### Supplied entries
<<<<

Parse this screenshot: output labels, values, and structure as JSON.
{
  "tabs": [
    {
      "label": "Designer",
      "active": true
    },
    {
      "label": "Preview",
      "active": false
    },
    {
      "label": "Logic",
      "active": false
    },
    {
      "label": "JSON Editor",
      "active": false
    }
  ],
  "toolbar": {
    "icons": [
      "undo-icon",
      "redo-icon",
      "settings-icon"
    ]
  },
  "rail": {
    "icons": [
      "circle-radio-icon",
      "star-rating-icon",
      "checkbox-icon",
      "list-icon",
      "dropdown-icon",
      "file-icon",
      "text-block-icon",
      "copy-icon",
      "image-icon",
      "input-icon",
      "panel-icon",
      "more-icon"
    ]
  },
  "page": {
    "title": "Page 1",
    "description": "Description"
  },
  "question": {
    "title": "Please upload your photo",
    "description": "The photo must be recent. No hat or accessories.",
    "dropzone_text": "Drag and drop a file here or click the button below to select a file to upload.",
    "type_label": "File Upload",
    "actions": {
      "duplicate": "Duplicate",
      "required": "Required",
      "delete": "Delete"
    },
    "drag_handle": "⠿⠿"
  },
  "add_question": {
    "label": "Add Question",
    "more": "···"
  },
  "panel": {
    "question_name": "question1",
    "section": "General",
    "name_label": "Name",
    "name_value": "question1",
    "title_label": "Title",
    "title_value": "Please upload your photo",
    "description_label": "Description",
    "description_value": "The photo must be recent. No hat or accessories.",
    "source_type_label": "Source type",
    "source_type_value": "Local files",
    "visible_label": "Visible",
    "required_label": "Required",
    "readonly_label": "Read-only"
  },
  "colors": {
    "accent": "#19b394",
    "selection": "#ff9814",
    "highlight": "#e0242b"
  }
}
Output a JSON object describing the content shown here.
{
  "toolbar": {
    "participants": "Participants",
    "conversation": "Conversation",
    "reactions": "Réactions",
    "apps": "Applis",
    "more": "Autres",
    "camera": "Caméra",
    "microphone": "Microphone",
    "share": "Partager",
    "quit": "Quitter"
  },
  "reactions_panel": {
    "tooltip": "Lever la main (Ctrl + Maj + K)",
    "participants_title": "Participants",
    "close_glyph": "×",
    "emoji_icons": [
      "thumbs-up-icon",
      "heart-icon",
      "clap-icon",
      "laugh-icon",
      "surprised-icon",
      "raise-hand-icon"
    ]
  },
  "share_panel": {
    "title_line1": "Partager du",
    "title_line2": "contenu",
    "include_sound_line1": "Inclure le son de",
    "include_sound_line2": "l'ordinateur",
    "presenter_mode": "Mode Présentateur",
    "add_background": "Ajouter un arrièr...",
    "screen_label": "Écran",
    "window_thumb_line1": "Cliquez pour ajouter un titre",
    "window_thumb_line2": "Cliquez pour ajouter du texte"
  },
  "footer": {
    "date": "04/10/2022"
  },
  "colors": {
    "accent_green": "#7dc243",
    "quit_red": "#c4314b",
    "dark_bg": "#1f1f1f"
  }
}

>>>>

### What you need to do
Extract each record, keeping it identical to the original.

### Finished task
Parse this screenshot: output labels, values, and structure as JSON.
{
  "tabs": [
    {
      "label": "Designer",
      "active": true
    },
    {
      "label": "Preview",
      "active": false
    },
    {
      "label": "Logic",
      "active": false
    },
    {
      "label": "JSON Editor",
      "active": false
    }
  ],
  "toolbar": {
    "icons": [
      "undo-icon",
      "redo-icon",
      "settings-icon"
    ]
  },
  "rail": {
    "icons": [
      "circle-radio-icon",
      "star-rating-icon",
      "checkbox-icon",
      "list-icon",
      "dropdown-icon",
      "file-icon",
      "text-block-icon",
      "copy-icon",
      "image-icon",
      "input-icon",
      "panel-icon",
      "more-icon"
    ]
  },
  "page": {
    "title": "Page 1",
    "description": "Description"
  },
  "question": {
    "title": "Please upload your photo",
    "description": "The photo must be recent. No hat or accessories.",
    "dropzone_text": "Drag and drop a file here or click the button below to select a file to upload.",
    "type_label": "File Upload",
    "actions": {
      "duplicate": "Duplicate",
      "required": "Required",
      "delete": "Delete"
    },
    "drag_handle": "⠿⠿"
  },
  "add_question": {
    "label": "Add Question",
    "more": "···"
  },
  "panel": {
    "question_name": "question1",
    "section": "General",
    "name_label": "Name",
    "name_value": "question1",
    "title_label": "Title",
    "title_value": "Please upload your photo",
    "description_label": "Description",
    "description_value": "The photo must be recent. No hat or accessories.",
    "source_type_label": "Source type",
    "source_type_value": "Local files",
    "visible_label": "Visible",
    "required_label": "Required",
    "readonly_label": "Read-only"
  },
  "colors": {
    "accent": "#19b394",
    "selection": "#ff9814",
    "highlight": "#e0242b"
  }
}
Output a JSON object describing the content shown here.
{
  "toolbar": {
    "participants": "Participants",
    "conversation": "Conversation",
    "reactions": "Réactions",
    "apps": "Applis",
    "more": "Autres",
    "camera": "Caméra",
    "microphone": "Microphone",
    "share": "Partager",
    "quit": "Quitter"
  },
  "reactions_panel": {
    "tooltip": "Lever la main (Ctrl + Maj + K)",
    "participants_title": "Participants",
    "close_glyph": "×",
    "emoji_icons": [
      "thumbs-up-icon",
      "heart-icon",
      "clap-icon",
      "laugh-icon",
      "surprised-icon",
      "raise-hand-icon"
    ]
  },
  "share_panel": {
    "title_line1": "Partager du",
    "title_line2": "contenu",
    "include_sound_line1": "Inclure le son de",
    "include_sound_line2": "l'ordinateur",
    "presenter_mode": "Mode Présentateur",
    "add_background": "Ajouter un arrièr...",
    "screen_label": "Écran",
    "window_thumb_line1": "Cliquez pour ajouter un titre",
    "window_thumb_line2": "Cliquez pour ajouter du texte"
  },
  "footer": {
    "date": "04/10/2022"
  },
  "colors": {
    "accent_green": "#7dc243",
    "quit_red": "#c4314b",
    "dark_bg": "#1f1f1f"
  }
}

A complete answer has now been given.